**Recorded data**
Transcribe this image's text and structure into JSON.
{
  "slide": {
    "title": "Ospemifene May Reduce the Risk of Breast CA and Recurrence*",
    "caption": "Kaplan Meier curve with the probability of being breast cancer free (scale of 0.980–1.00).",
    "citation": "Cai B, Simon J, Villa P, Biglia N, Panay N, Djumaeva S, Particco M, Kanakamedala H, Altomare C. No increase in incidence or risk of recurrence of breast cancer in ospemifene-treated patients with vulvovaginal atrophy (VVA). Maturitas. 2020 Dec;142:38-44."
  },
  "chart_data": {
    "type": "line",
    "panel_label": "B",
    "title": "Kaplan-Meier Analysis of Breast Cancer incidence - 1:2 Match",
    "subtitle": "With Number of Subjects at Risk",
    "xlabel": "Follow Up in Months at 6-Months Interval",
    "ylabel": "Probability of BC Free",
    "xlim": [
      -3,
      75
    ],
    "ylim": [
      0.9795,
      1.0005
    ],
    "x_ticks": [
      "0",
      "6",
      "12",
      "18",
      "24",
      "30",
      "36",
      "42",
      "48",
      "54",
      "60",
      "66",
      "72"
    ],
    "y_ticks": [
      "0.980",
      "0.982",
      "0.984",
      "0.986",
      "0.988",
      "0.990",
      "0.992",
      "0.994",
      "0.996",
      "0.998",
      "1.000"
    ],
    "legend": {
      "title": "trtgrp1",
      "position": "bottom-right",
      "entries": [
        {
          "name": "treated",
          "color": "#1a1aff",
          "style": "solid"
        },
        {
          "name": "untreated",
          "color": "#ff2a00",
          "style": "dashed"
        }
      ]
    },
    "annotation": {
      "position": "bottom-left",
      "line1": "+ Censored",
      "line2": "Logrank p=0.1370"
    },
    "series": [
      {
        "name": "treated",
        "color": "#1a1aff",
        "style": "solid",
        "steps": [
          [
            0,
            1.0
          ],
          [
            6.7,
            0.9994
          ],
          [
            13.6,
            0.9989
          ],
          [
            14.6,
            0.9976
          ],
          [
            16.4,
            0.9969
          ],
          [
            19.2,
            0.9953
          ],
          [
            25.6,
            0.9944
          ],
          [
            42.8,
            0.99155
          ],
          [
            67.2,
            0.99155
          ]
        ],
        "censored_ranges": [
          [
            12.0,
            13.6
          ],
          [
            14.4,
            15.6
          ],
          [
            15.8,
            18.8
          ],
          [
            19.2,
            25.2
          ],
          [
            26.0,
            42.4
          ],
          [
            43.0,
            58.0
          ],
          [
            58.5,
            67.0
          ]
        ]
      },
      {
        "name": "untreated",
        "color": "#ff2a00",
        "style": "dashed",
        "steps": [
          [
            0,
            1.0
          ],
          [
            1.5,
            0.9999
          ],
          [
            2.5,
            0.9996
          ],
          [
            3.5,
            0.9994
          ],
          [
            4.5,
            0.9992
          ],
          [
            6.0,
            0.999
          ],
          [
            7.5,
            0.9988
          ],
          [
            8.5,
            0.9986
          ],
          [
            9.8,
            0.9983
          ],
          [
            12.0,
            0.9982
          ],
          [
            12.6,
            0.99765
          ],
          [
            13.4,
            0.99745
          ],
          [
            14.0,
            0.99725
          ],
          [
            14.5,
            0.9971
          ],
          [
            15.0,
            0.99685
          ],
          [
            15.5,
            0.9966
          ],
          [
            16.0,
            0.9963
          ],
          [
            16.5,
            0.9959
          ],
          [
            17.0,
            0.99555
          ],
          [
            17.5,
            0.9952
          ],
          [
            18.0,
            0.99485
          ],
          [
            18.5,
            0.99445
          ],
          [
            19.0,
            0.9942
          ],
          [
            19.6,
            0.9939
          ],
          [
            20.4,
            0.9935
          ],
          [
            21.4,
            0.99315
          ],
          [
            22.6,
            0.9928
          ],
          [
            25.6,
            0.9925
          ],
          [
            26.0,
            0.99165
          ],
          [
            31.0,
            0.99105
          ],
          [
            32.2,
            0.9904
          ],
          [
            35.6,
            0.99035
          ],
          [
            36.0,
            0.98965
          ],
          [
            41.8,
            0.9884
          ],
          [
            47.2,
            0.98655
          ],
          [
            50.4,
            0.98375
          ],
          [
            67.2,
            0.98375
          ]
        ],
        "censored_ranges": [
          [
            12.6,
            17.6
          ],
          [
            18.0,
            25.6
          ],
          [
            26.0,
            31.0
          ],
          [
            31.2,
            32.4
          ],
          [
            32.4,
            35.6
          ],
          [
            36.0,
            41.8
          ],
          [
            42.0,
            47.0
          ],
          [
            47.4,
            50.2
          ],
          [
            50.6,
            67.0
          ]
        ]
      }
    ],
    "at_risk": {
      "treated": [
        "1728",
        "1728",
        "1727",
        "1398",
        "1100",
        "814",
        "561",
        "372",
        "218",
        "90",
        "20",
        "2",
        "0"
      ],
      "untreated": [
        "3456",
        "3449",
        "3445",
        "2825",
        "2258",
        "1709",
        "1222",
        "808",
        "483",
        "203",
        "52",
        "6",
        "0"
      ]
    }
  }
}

**Problem to work on**
All lines holding the word "style" must be copied from the data.

**Your response**
          "style": "solid"
          "style": "dashed"
        "style": "solid",
        "style": "dashed",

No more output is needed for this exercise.